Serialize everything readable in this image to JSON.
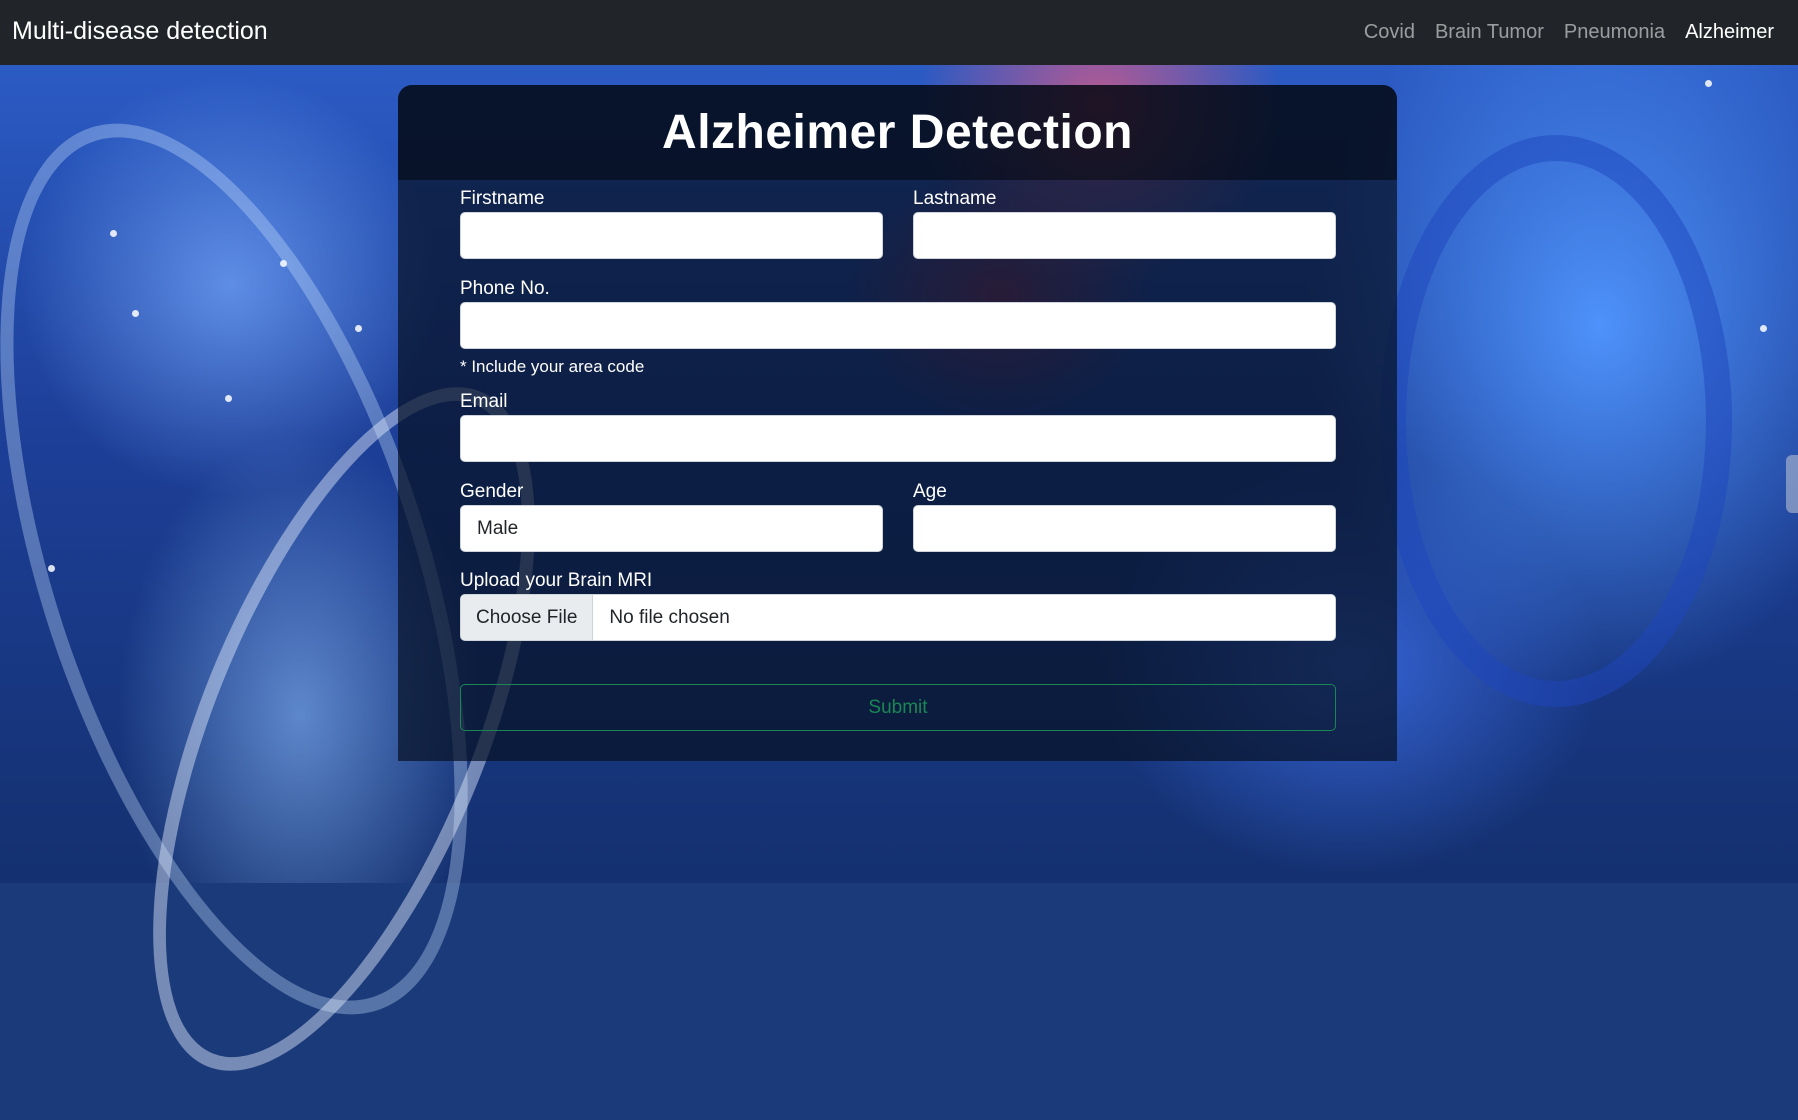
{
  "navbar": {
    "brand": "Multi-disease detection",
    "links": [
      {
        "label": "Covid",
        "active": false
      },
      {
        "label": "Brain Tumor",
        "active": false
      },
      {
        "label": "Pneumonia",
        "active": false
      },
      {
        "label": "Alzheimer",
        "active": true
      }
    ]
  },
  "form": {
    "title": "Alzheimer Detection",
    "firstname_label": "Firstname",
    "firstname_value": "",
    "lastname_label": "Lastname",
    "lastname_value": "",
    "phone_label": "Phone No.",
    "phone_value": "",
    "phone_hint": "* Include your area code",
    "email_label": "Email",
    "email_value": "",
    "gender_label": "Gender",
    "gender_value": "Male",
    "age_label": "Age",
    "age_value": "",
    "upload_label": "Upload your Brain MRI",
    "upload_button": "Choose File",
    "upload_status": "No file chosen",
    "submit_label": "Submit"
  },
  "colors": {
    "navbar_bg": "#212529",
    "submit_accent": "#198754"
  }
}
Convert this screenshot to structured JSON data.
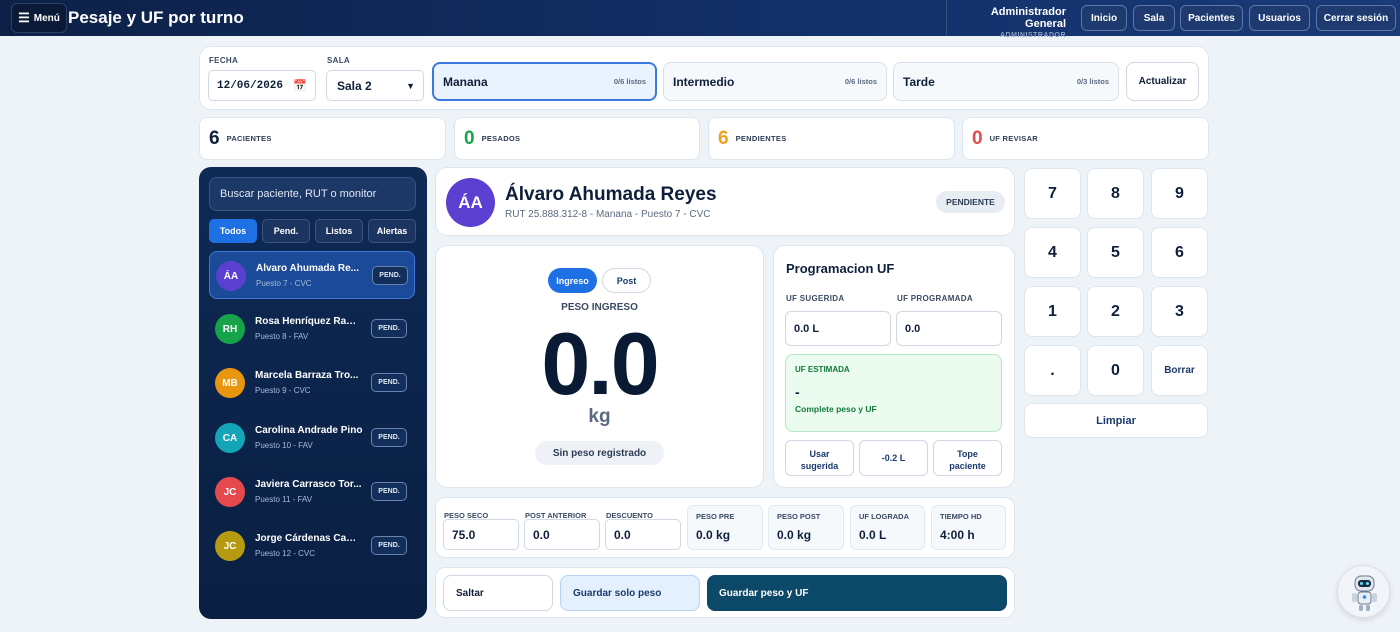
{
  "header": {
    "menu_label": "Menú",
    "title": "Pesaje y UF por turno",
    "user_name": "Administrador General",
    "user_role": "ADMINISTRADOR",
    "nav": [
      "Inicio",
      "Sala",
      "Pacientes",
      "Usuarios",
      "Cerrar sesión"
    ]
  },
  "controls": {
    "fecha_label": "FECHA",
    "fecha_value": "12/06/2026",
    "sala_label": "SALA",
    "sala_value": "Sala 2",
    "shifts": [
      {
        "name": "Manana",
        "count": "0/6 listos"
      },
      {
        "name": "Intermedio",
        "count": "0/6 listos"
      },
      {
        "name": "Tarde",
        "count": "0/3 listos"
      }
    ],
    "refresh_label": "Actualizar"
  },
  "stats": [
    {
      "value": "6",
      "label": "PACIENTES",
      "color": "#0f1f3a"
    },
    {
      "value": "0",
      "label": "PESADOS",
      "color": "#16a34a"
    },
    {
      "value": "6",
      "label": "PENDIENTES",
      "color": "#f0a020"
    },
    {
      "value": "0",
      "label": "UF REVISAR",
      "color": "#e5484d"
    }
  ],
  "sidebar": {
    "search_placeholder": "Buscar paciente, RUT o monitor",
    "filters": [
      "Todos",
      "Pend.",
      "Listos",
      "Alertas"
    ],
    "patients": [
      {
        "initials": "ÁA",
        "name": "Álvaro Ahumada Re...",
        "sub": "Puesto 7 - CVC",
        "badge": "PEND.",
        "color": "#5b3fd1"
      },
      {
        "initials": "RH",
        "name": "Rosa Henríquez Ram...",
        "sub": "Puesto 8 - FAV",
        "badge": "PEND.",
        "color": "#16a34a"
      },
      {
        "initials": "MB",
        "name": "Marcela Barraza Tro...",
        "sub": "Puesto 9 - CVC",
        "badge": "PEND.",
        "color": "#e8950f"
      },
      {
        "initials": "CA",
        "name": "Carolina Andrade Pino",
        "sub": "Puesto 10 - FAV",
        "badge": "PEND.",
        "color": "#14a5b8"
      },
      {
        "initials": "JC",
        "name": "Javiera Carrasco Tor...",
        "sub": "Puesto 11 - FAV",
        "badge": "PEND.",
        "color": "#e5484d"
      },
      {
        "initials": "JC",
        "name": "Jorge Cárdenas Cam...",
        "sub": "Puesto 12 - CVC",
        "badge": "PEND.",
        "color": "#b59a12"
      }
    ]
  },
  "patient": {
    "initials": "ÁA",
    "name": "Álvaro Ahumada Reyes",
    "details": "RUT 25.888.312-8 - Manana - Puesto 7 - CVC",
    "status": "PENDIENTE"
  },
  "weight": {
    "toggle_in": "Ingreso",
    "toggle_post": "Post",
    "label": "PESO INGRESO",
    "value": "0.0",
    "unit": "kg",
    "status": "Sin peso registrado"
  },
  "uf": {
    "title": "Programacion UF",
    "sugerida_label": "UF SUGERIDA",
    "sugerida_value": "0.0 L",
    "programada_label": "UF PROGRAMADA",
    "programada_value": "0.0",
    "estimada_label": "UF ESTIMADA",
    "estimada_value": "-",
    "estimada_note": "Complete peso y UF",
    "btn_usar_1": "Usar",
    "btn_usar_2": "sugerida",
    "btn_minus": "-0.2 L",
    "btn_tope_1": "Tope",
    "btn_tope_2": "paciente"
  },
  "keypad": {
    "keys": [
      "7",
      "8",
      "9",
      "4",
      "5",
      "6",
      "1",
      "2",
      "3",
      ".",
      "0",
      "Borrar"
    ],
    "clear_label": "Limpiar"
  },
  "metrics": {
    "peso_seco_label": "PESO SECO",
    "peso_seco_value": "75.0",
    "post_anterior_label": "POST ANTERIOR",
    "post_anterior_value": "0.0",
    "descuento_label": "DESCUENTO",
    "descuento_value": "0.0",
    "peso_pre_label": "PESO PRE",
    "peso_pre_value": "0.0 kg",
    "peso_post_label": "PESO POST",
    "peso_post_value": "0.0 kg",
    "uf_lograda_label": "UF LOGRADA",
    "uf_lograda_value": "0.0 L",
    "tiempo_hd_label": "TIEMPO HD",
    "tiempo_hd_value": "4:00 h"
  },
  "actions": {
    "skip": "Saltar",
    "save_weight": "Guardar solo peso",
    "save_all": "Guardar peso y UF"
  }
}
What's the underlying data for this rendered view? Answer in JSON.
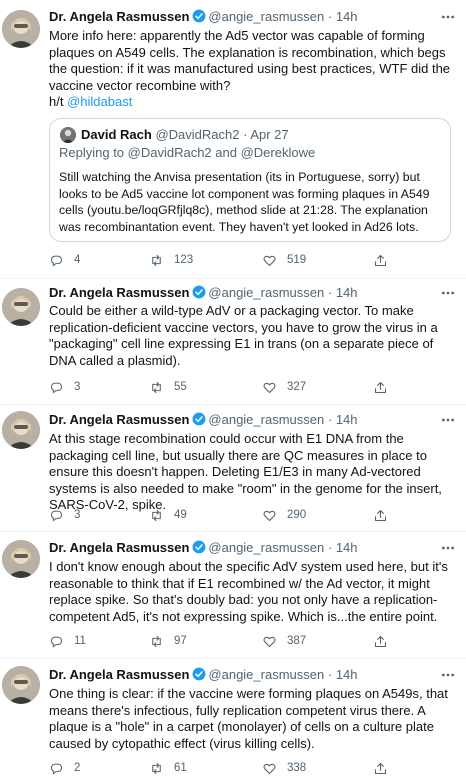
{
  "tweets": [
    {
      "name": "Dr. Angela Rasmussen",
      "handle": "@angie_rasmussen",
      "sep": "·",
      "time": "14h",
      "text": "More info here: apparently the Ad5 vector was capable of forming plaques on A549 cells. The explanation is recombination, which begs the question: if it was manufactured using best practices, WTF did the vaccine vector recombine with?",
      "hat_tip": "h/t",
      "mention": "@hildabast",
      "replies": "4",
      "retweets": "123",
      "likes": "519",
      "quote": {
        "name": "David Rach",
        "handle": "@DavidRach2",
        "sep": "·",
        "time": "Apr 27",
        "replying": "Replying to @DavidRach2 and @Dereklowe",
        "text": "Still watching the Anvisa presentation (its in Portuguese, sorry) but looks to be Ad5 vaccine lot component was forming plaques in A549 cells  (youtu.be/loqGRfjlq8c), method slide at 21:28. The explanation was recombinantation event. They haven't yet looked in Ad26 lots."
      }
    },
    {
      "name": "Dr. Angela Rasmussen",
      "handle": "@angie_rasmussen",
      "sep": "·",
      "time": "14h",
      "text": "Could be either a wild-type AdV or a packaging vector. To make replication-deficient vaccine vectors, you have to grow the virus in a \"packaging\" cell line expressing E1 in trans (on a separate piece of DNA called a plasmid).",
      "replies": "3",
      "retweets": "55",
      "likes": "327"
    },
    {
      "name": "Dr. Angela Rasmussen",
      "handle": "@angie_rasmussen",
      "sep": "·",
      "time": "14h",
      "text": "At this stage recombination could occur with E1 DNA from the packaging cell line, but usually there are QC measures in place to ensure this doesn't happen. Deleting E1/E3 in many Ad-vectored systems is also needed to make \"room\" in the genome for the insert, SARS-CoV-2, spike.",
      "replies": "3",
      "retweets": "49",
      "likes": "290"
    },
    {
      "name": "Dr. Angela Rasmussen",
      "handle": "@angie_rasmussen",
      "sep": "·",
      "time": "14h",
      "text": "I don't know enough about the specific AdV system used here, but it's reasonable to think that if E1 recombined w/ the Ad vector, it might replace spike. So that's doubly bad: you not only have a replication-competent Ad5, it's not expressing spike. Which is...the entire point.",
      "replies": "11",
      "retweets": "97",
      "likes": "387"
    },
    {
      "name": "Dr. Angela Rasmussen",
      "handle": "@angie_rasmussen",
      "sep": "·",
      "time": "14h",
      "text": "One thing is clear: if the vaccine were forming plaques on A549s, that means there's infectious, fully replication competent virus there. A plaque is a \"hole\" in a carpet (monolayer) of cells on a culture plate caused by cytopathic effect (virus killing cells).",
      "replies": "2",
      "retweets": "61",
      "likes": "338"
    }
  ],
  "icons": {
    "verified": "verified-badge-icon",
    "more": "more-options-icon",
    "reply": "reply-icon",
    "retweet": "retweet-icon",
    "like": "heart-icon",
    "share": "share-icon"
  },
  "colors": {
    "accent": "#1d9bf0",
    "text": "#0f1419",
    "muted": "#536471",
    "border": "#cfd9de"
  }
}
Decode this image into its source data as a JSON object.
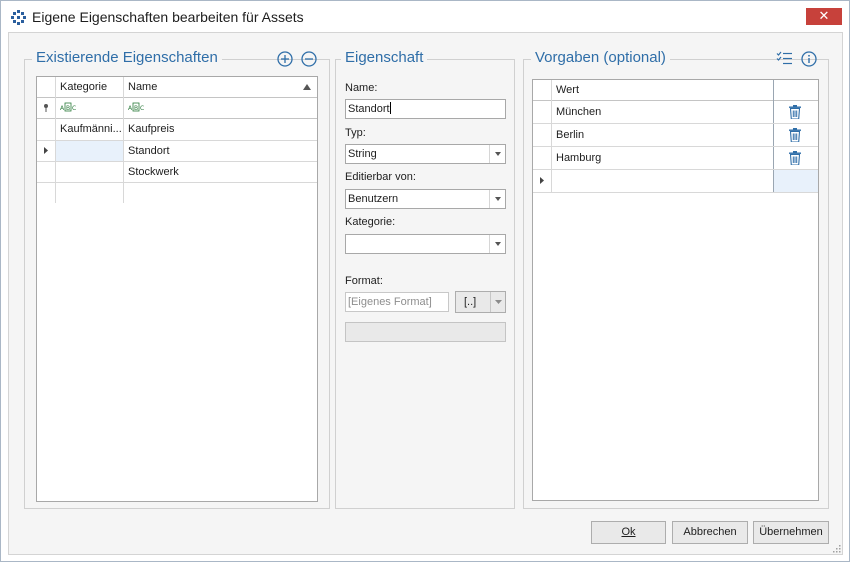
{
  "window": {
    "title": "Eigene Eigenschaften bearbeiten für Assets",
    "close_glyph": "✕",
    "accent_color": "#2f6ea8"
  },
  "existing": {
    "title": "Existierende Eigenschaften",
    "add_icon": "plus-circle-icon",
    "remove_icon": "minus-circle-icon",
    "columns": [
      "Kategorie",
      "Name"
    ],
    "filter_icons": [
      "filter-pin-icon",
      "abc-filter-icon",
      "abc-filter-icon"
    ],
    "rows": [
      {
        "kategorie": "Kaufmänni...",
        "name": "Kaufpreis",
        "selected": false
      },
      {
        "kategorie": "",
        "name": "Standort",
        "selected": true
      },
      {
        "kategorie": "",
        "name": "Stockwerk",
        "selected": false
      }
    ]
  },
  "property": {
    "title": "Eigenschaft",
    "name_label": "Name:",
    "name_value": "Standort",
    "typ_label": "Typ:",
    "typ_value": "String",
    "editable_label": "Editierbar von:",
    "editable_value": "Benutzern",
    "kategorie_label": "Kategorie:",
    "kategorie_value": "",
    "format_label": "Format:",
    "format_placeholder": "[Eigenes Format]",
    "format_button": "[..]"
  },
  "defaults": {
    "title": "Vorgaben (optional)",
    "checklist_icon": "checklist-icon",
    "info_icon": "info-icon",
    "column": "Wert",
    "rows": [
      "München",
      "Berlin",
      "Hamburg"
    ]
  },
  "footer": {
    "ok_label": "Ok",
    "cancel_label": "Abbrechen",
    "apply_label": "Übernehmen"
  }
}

* * * * * * * * *

TASK DESCRIPTION
Starting from the line containing "Decode this image", repeat each line exactly through the end of the entries, including the last, while leaving pictures out.

REPLY
Decode this image into its source data as a JSON object.
{
  "window": {
    "title": "Eigene Eigenschaften bearbeiten für Assets",
    "close_glyph": "✕",
    "accent_color": "#2f6ea8"
  },
  "existing": {
    "title": "Existierende Eigenschaften",
    "add_icon": "plus-circle-icon",
    "remove_icon": "minus-circle-icon",
    "columns": [
      "Kategorie",
      "Name"
    ],
    "filter_icons": [
      "filter-pin-icon",
      "abc-filter-icon",
      "abc-filter-icon"
    ],
    "rows": [
      {
        "kategorie": "Kaufmänni...",
        "name": "Kaufpreis",
        "selected": false
      },
      {
        "kategorie": "",
        "name": "Standort",
        "selected": true
      },
      {
        "kategorie": "",
        "name": "Stockwerk",
        "selected": false
      }
    ]
  },
  "property": {
    "title": "Eigenschaft",
    "name_label": "Name:",
    "name_value": "Standort",
    "typ_label": "Typ:",
    "typ_value": "String",
    "editable_label": "Editierbar von:",
    "editable_value": "Benutzern",
    "kategorie_label": "Kategorie:",
    "kategorie_value": "",
    "format_label": "Format:",
    "format_placeholder": "[Eigenes Format]",
    "format_button": "[..]"
  },
  "defaults": {
    "title": "Vorgaben (optional)",
    "checklist_icon": "checklist-icon",
    "info_icon": "info-icon",
    "column": "Wert",
    "rows": [
      "München",
      "Berlin",
      "Hamburg"
    ]
  },
  "footer": {
    "ok_label": "Ok",
    "cancel_label": "Abbrechen",
    "apply_label": "Übernehmen"
  }
}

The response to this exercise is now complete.